##### Data in this exercise

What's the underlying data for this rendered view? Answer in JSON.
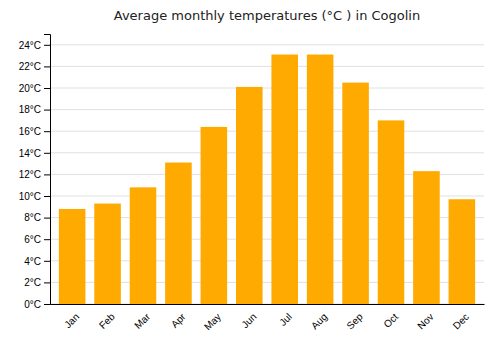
{
  "chart_data": {
    "type": "bar",
    "title": "Average monthly temperatures (°C ) in Cogolin",
    "categories": [
      "Jan",
      "Feb",
      "Mar",
      "Apr",
      "May",
      "Jun",
      "Jul",
      "Aug",
      "Sep",
      "Oct",
      "Nov",
      "Dec"
    ],
    "values": [
      8.8,
      9.3,
      10.8,
      13.1,
      16.4,
      20.1,
      23.1,
      23.1,
      20.5,
      17.0,
      12.3,
      9.7
    ],
    "color": "#FFAA00",
    "ylim": [
      0,
      25
    ],
    "yticks": [
      {
        "value": 0,
        "label": "0°C"
      },
      {
        "value": 2,
        "label": "2°C"
      },
      {
        "value": 4,
        "label": "4°C"
      },
      {
        "value": 6,
        "label": "6°C"
      },
      {
        "value": 8,
        "label": "8°C"
      },
      {
        "value": 10,
        "label": "10°C"
      },
      {
        "value": 12,
        "label": "12°C"
      },
      {
        "value": 14,
        "label": "14°C"
      },
      {
        "value": 16,
        "label": "16°C"
      },
      {
        "value": 18,
        "label": "18°C"
      },
      {
        "value": 20,
        "label": "20°C"
      },
      {
        "value": 22,
        "label": "22°C"
      },
      {
        "value": 24,
        "label": "24°C"
      }
    ],
    "grid": true
  }
}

##########

* _Prompt_:
Repeat each entry exactly as given; no pictures belong in the copy.

* _Completed exercise_:
What's the underlying data for this rendered view? Answer in JSON.
{
  "chart_data": {
    "type": "bar",
    "title": "Average monthly temperatures (°C ) in Cogolin",
    "categories": [
      "Jan",
      "Feb",
      "Mar",
      "Apr",
      "May",
      "Jun",
      "Jul",
      "Aug",
      "Sep",
      "Oct",
      "Nov",
      "Dec"
    ],
    "values": [
      8.8,
      9.3,
      10.8,
      13.1,
      16.4,
      20.1,
      23.1,
      23.1,
      20.5,
      17.0,
      12.3,
      9.7
    ],
    "color": "#FFAA00",
    "ylim": [
      0,
      25
    ],
    "yticks": [
      {
        "value": 0,
        "label": "0°C"
      },
      {
        "value": 2,
        "label": "2°C"
      },
      {
        "value": 4,
        "label": "4°C"
      },
      {
        "value": 6,
        "label": "6°C"
      },
      {
        "value": 8,
        "label": "8°C"
      },
      {
        "value": 10,
        "label": "10°C"
      },
      {
        "value": 12,
        "label": "12°C"
      },
      {
        "value": 14,
        "label": "14°C"
      },
      {
        "value": 16,
        "label": "16°C"
      },
      {
        "value": 18,
        "label": "18°C"
      },
      {
        "value": 20,
        "label": "20°C"
      },
      {
        "value": 22,
        "label": "22°C"
      },
      {
        "value": 24,
        "label": "24°C"
      }
    ],
    "grid": true
  }
}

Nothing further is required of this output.